**WHAT THE TASK REQUIRES**
Locate each line with the string "комплексной" in the listing below and copy it.

**EXERCISE INPUTS**
* * *

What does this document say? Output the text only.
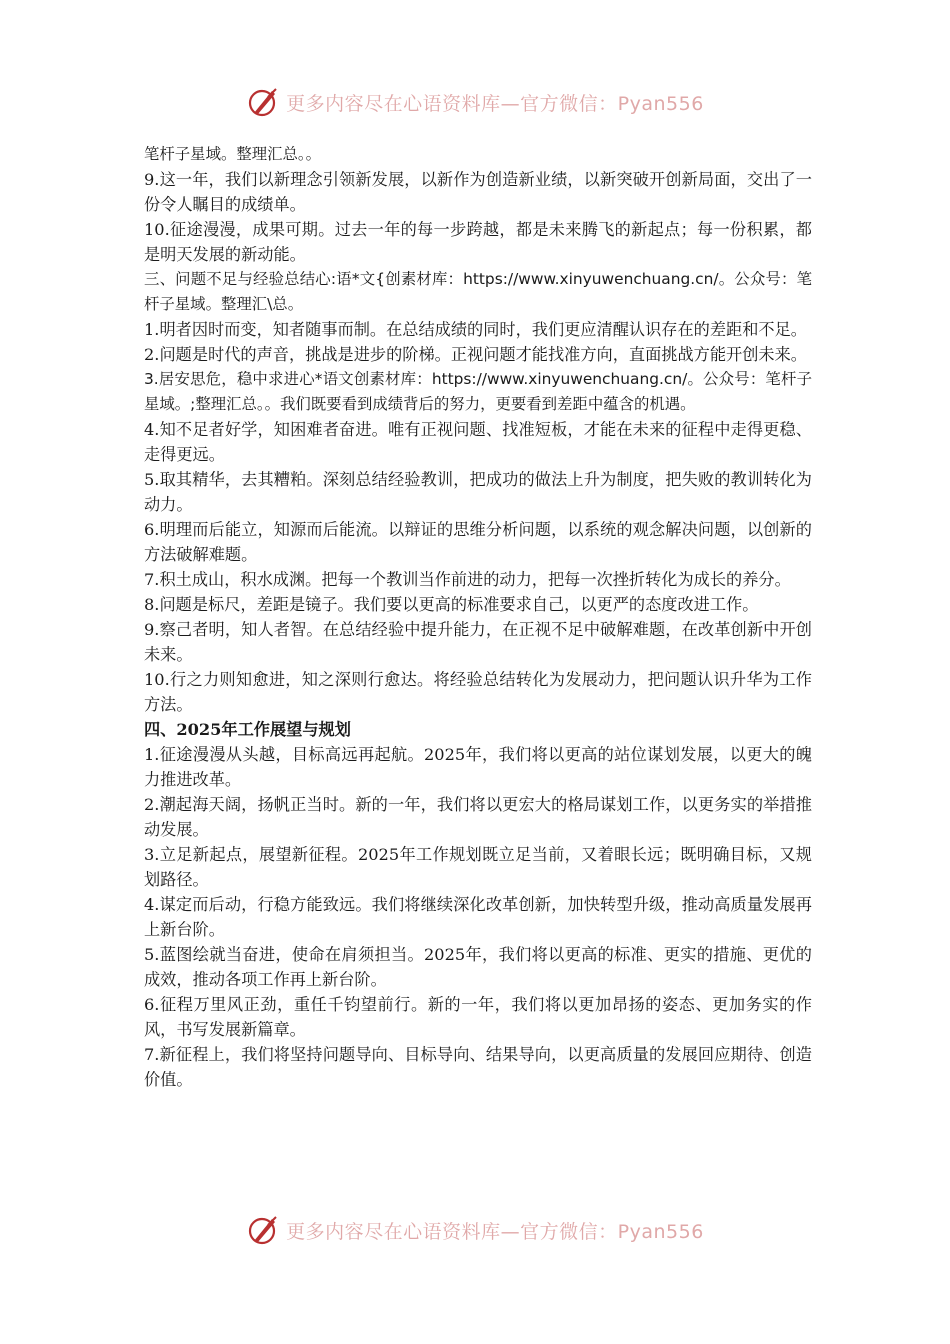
更多内容尽在心语资料库—官方微信：Pyan556

笔杆子星域。整理汇总。。

9.这一年，我们以新理念引领新发展，以新作为创造新业绩，以新突破开创新局面，交出了一份令人瞩目的成绩单。

10.征途漫漫，成果可期。过去一年的每一步跨越，都是未来腾飞的新起点；每一份积累，都是明天发展的新动能。

三、问题不足与经验总结心:语*文{创素材库：https://www.xinyuwenchuang.cn/。公众号：笔杆子星域。整理汇\总。

1.明者因时而变，知者随事而制。在总结成绩的同时，我们更应清醒认识存在的差距和不足。

2.问题是时代的声音，挑战是进步的阶梯。正视问题才能找准方向，直面挑战方能开创未来。

3.居安思危，稳中求进心*语文创素材库：https://www.xinyuwenchuang.cn/。公众号：笔杆子星域。;整理汇总。。我们既要看到成绩背后的努力，更要看到差距中蕴含的机遇。

4.知不足者好学，知困难者奋进。唯有正视问题、找准短板，才能在未来的征程中走得更稳、走得更远。

5.取其精华，去其糟粕。深刻总结经验教训，把成功的做法上升为制度，把失败的教训转化为动力。

6.明理而后能立，知源而后能流。以辩证的思维分析问题，以系统的观念解决问题，以创新的方法破解难题。

7.积土成山，积水成渊。把每一个教训当作前进的动力，把每一次挫折转化为成长的养分。

8.问题是标尺，差距是镜子。我们要以更高的标准要求自己，以更严的态度改进工作。

9.察己者明，知人者智。在总结经验中提升能力，在正视不足中破解难题，在改革创新中开创未来。

10.行之力则知愈进，知之深则行愈达。将经验总结转化为发展动力，把问题认识升华为工作方法。

四、2025年工作展望与规划

1.征途漫漫从头越，目标高远再起航。2025年，我们将以更高的站位谋划发展，以更大的魄力推进改革。

2.潮起海天阔，扬帆正当时。新的一年，我们将以更宏大的格局谋划工作，以更务实的举措推动发展。

3.立足新起点，展望新征程。2025年工作规划既立足当前，又着眼长远；既明确目标，又规划路径。

4.谋定而后动，行稳方能致远。我们将继续深化改革创新，加快转型升级，推动高质量发展再上新台阶。

5.蓝图绘就当奋进，使命在肩须担当。2025年，我们将以更高的标准、更实的措施、更优的成效，推动各项工作再上新台阶。

6.征程万里风正劲，重任千钧望前行。新的一年，我们将以更加昂扬的姿态、更加务实的作风，书写发展新篇章。

7.新征程上，我们将坚持问题导向、目标导向、结果导向，以更高质量的发展回应期待、创造价值。

更多内容尽在心语资料库—官方微信：Pyan556
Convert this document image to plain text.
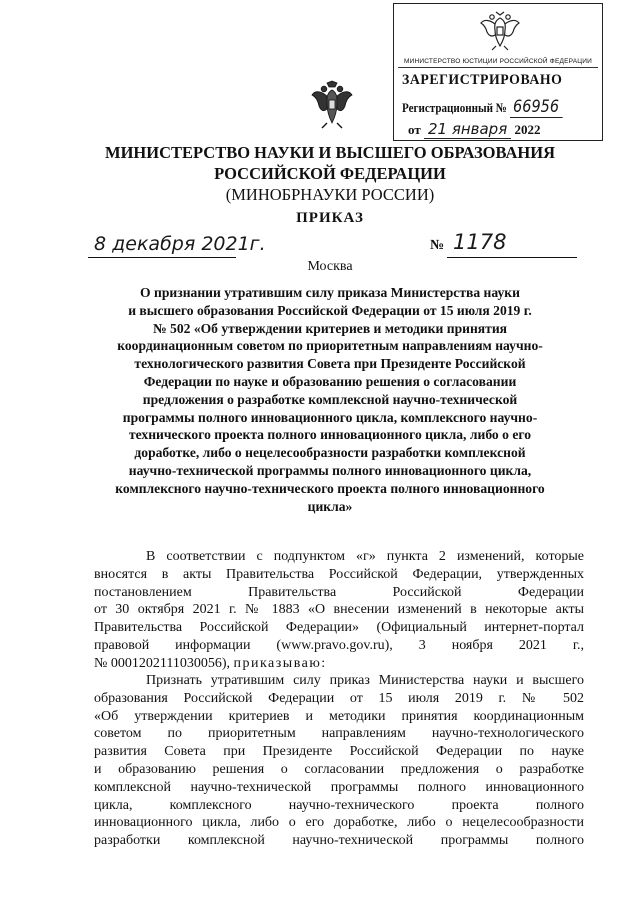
МИНИСТЕРСТВО ЮСТИЦИИ РОССИЙСКОЙ ФЕДЕРАЦИИ
ЗАРЕГИСТРИРОВАНО
Регистрационный № 66956
от 21 января 2022
МИНИСТЕРСТВО НАУКИ И ВЫСШЕГО ОБРАЗОВАНИЯ
РОССИЙСКОЙ ФЕДЕРАЦИИ
(МИНОБРНАУКИ РОССИИ)
ПРИКАЗ
8 декабря 2021г.	№ 1178
Москва
О признании утратившим силу приказа Министерства науки
и высшего образования Российской Федерации от 15 июля 2019 г.
№ 502 «Об утверждении критериев и методики принятия
координационным советом по приоритетным направлениям научно-
технологического развития Совета при Президенте Российской
Федерации по науке и образованию решения о согласовании
предложения о разработке комплексной научно-технической
программы полного инновационного цикла, комплексного научно-
технического проекта полного инновационного цикла, либо о его
доработке, либо о нецелесообразности разработки комплексной
научно-технической программы полного инновационного цикла,
комплексного научно-технического проекта полного инновационного
цикла»
В соответствии с подпунктом «г» пункта 2 изменений, которые
вносятся в акты Правительства Российской Федерации, утвержденных
постановлением Правительства Российской Федерации
от 30 октября 2021 г. № 1883 «О внесении изменений в некоторые акты
Правительства Российской Федерации» (Официальный интернет-портал
правовой информации (www.pravo.gov.ru), 3 ноября 2021 г.,
№ 0001202111030056), приказываю:
Признать утратившим силу приказ Министерства науки и высшего
образования Российской Федерации от 15 июля 2019 г. № 502
«Об утверждении критериев и методики принятия координационным
советом по приоритетным направлениям научно-технологического
развития Совета при Президенте Российской Федерации по науке
и образованию решения о согласовании предложения о разработке
комплексной научно-технической программы полного инновационного
цикла, комплексного научно-технического проекта полного
инновационного цикла, либо о его доработке, либо о нецелесообразности
разработки комплексной научно-технической программы полного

* * *

**RESULT OF THIS EXERCISE**
предложения о разработке комплексной научно-технической
доработке, либо о нецелесообразности разработки комплексной
комплексной научно-технической программы полного инновационного
разработки комплексной научно-технической программы полного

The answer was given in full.